— start of Records for this exercise —

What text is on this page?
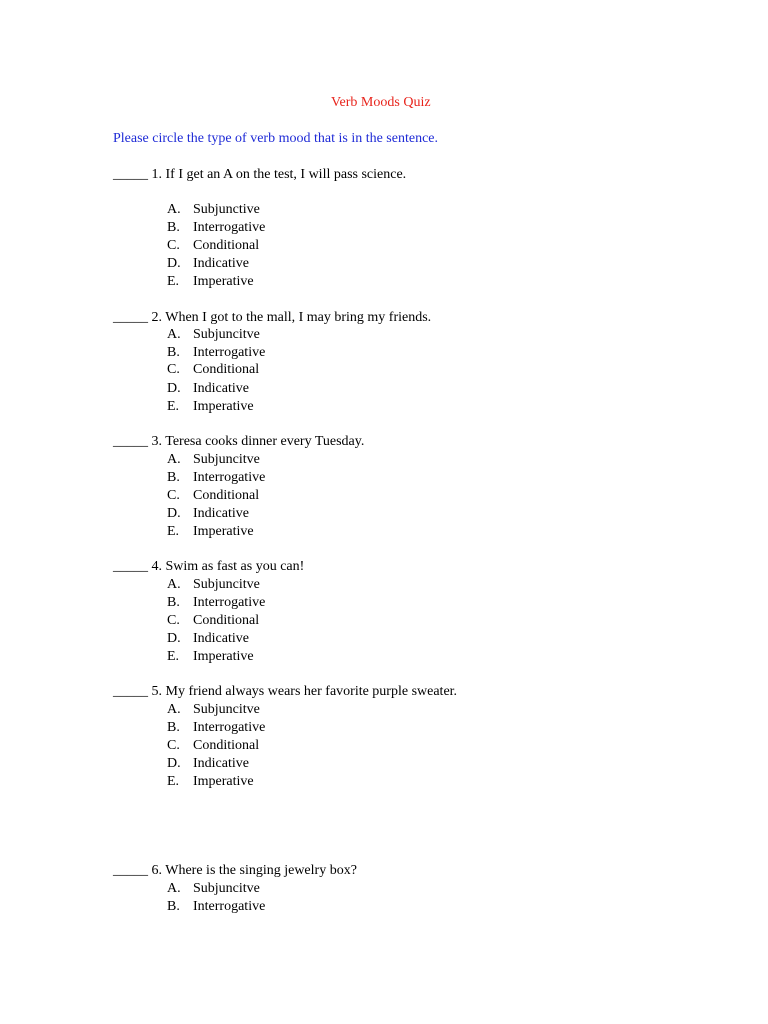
Verb Moods Quiz
Please circle the type of verb mood that is in the sentence.
_____ 1. If I get an A on the test, I will pass science.
A. Subjunctive
B. Interrogative
C. Conditional
D. Indicative
E. Imperative
_____ 2. When I got to the mall, I may bring my friends.
A. Subjuncitve
B. Interrogative
C. Conditional
D. Indicative
E. Imperative
_____ 3. Teresa cooks dinner every Tuesday.
A. Subjuncitve
B. Interrogative
C. Conditional
D. Indicative
E. Imperative
_____ 4. Swim as fast as you can!
A. Subjuncitve
B. Interrogative
C. Conditional
D. Indicative
E. Imperative
_____ 5. My friend always wears her favorite purple sweater.
A. Subjuncitve
B. Interrogative
C. Conditional
D. Indicative
E. Imperative
_____ 6. Where is the singing jewelry box?
A. Subjuncitve
B. Interrogative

— end of Records for this exercise —

Return the whole listing, word for word, and leave out every picture.

[Result]
What text is on this page?
Verb Moods Quiz
Please circle the type of verb mood that is in the sentence.
_____ 1. If I get an A on the test, I will pass science.
A. Subjunctive
B. Interrogative
C. Conditional
D. Indicative
E. Imperative
_____ 2. When I got to the mall, I may bring my friends.
A. Subjuncitve
B. Interrogative
C. Conditional
D. Indicative
E. Imperative
_____ 3. Teresa cooks dinner every Tuesday.
A. Subjuncitve
B. Interrogative
C. Conditional
D. Indicative
E. Imperative
_____ 4. Swim as fast as you can!
A. Subjuncitve
B. Interrogative
C. Conditional
D. Indicative
E. Imperative
_____ 5. My friend always wears her favorite purple sweater.
A. Subjuncitve
B. Interrogative
C. Conditional
D. Indicative
E. Imperative
_____ 6. Where is the singing jewelry box?
A. Subjuncitve
B. Interrogative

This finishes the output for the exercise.